WHAT YOU HAVE TO DO. Reproduce every entry exactly.
+-------+
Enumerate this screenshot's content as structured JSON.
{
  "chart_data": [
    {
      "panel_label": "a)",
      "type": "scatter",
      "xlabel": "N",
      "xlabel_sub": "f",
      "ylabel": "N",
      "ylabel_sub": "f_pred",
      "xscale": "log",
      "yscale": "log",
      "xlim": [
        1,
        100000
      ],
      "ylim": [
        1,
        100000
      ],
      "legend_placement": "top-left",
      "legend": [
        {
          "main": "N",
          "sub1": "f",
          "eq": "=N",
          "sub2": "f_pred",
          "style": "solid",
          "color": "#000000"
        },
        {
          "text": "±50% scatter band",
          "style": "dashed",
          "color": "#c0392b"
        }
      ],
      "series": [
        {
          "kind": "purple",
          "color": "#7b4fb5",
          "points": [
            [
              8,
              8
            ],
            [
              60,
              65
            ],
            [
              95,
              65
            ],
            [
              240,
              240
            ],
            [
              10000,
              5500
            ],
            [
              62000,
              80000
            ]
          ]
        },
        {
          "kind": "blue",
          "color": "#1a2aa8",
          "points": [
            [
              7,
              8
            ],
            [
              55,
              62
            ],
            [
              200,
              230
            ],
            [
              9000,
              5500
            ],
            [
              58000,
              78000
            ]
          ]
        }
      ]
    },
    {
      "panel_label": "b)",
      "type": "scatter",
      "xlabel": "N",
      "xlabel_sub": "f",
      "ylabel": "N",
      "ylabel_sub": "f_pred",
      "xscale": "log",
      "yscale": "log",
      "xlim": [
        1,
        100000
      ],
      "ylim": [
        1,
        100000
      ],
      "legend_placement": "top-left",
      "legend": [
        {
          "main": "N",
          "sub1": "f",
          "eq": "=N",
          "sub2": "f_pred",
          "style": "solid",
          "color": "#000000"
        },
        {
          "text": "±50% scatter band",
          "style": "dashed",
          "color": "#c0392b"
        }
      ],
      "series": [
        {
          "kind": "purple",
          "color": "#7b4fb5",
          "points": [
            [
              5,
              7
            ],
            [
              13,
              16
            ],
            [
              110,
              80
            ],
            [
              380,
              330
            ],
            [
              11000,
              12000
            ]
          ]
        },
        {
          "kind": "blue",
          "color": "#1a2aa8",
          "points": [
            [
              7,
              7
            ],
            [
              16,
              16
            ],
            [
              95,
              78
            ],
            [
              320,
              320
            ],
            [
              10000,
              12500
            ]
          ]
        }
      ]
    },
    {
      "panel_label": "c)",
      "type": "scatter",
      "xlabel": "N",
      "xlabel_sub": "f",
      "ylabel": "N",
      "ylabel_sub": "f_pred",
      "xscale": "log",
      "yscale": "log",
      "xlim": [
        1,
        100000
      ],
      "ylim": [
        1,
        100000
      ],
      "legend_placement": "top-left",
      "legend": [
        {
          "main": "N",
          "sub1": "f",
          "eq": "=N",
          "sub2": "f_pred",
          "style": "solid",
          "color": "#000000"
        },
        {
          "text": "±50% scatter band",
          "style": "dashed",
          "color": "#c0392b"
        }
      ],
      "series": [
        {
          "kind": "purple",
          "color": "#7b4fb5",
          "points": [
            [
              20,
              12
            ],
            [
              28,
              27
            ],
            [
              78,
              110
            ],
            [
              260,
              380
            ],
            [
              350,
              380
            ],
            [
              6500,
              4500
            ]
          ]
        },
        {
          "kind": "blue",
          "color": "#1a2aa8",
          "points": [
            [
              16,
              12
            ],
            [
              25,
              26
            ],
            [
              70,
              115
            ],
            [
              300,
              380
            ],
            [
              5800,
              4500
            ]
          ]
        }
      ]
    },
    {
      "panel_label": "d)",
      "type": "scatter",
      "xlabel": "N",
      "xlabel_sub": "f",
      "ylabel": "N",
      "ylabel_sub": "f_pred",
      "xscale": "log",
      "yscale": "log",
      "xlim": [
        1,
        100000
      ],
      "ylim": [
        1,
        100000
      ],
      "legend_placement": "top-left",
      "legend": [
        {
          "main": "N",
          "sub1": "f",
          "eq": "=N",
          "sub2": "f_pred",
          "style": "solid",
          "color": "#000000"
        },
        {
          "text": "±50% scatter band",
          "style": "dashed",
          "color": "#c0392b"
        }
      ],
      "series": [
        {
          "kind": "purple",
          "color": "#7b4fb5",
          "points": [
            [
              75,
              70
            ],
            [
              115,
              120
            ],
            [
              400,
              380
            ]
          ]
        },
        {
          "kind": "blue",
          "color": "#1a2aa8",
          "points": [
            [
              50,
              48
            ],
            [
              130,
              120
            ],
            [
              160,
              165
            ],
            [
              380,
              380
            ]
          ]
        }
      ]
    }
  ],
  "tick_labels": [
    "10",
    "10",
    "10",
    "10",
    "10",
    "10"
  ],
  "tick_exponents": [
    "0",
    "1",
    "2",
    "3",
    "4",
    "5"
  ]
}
+-------+
THE RESULT.
Enumerate this screenshot's content as structured JSON.
{
  "chart_data": [
    {
      "panel_label": "a)",
      "type": "scatter",
      "xlabel": "N",
      "xlabel_sub": "f",
      "ylabel": "N",
      "ylabel_sub": "f_pred",
      "xscale": "log",
      "yscale": "log",
      "xlim": [
        1,
        100000
      ],
      "ylim": [
        1,
        100000
      ],
      "legend_placement": "top-left",
      "legend": [
        {
          "main": "N",
          "sub1": "f",
          "eq": "=N",
          "sub2": "f_pred",
          "style": "solid",
          "color": "#000000"
        },
        {
          "text": "±50% scatter band",
          "style": "dashed",
          "color": "#c0392b"
        }
      ],
      "series": [
        {
          "kind": "purple",
          "color": "#7b4fb5",
          "points": [
            [
              8,
              8
            ],
            [
              60,
              65
            ],
            [
              95,
              65
            ],
            [
              240,
              240
            ],
            [
              10000,
              5500
            ],
            [
              62000,
              80000
            ]
          ]
        },
        {
          "kind": "blue",
          "color": "#1a2aa8",
          "points": [
            [
              7,
              8
            ],
            [
              55,
              62
            ],
            [
              200,
              230
            ],
            [
              9000,
              5500
            ],
            [
              58000,
              78000
            ]
          ]
        }
      ]
    },
    {
      "panel_label": "b)",
      "type": "scatter",
      "xlabel": "N",
      "xlabel_sub": "f",
      "ylabel": "N",
      "ylabel_sub": "f_pred",
      "xscale": "log",
      "yscale": "log",
      "xlim": [
        1,
        100000
      ],
      "ylim": [
        1,
        100000
      ],
      "legend_placement": "top-left",
      "legend": [
        {
          "main": "N",
          "sub1": "f",
          "eq": "=N",
          "sub2": "f_pred",
          "style": "solid",
          "color": "#000000"
        },
        {
          "text": "±50% scatter band",
          "style": "dashed",
          "color": "#c0392b"
        }
      ],
      "series": [
        {
          "kind": "purple",
          "color": "#7b4fb5",
          "points": [
            [
              5,
              7
            ],
            [
              13,
              16
            ],
            [
              110,
              80
            ],
            [
              380,
              330
            ],
            [
              11000,
              12000
            ]
          ]
        },
        {
          "kind": "blue",
          "color": "#1a2aa8",
          "points": [
            [
              7,
              7
            ],
            [
              16,
              16
            ],
            [
              95,
              78
            ],
            [
              320,
              320
            ],
            [
              10000,
              12500
            ]
          ]
        }
      ]
    },
    {
      "panel_label": "c)",
      "type": "scatter",
      "xlabel": "N",
      "xlabel_sub": "f",
      "ylabel": "N",
      "ylabel_sub": "f_pred",
      "xscale": "log",
      "yscale": "log",
      "xlim": [
        1,
        100000
      ],
      "ylim": [
        1,
        100000
      ],
      "legend_placement": "top-left",
      "legend": [
        {
          "main": "N",
          "sub1": "f",
          "eq": "=N",
          "sub2": "f_pred",
          "style": "solid",
          "color": "#000000"
        },
        {
          "text": "±50% scatter band",
          "style": "dashed",
          "color": "#c0392b"
        }
      ],
      "series": [
        {
          "kind": "purple",
          "color": "#7b4fb5",
          "points": [
            [
              20,
              12
            ],
            [
              28,
              27
            ],
            [
              78,
              110
            ],
            [
              260,
              380
            ],
            [
              350,
              380
            ],
            [
              6500,
              4500
            ]
          ]
        },
        {
          "kind": "blue",
          "color": "#1a2aa8",
          "points": [
            [
              16,
              12
            ],
            [
              25,
              26
            ],
            [
              70,
              115
            ],
            [
              300,
              380
            ],
            [
              5800,
              4500
            ]
          ]
        }
      ]
    },
    {
      "panel_label": "d)",
      "type": "scatter",
      "xlabel": "N",
      "xlabel_sub": "f",
      "ylabel": "N",
      "ylabel_sub": "f_pred",
      "xscale": "log",
      "yscale": "log",
      "xlim": [
        1,
        100000
      ],
      "ylim": [
        1,
        100000
      ],
      "legend_placement": "top-left",
      "legend": [
        {
          "main": "N",
          "sub1": "f",
          "eq": "=N",
          "sub2": "f_pred",
          "style": "solid",
          "color": "#000000"
        },
        {
          "text": "±50% scatter band",
          "style": "dashed",
          "color": "#c0392b"
        }
      ],
      "series": [
        {
          "kind": "purple",
          "color": "#7b4fb5",
          "points": [
            [
              75,
              70
            ],
            [
              115,
              120
            ],
            [
              400,
              380
            ]
          ]
        },
        {
          "kind": "blue",
          "color": "#1a2aa8",
          "points": [
            [
              50,
              48
            ],
            [
              130,
              120
            ],
            [
              160,
              165
            ],
            [
              380,
              380
            ]
          ]
        }
      ]
    }
  ],
  "tick_labels": [
    "10",
    "10",
    "10",
    "10",
    "10",
    "10"
  ],
  "tick_exponents": [
    "0",
    "1",
    "2",
    "3",
    "4",
    "5"
  ]
}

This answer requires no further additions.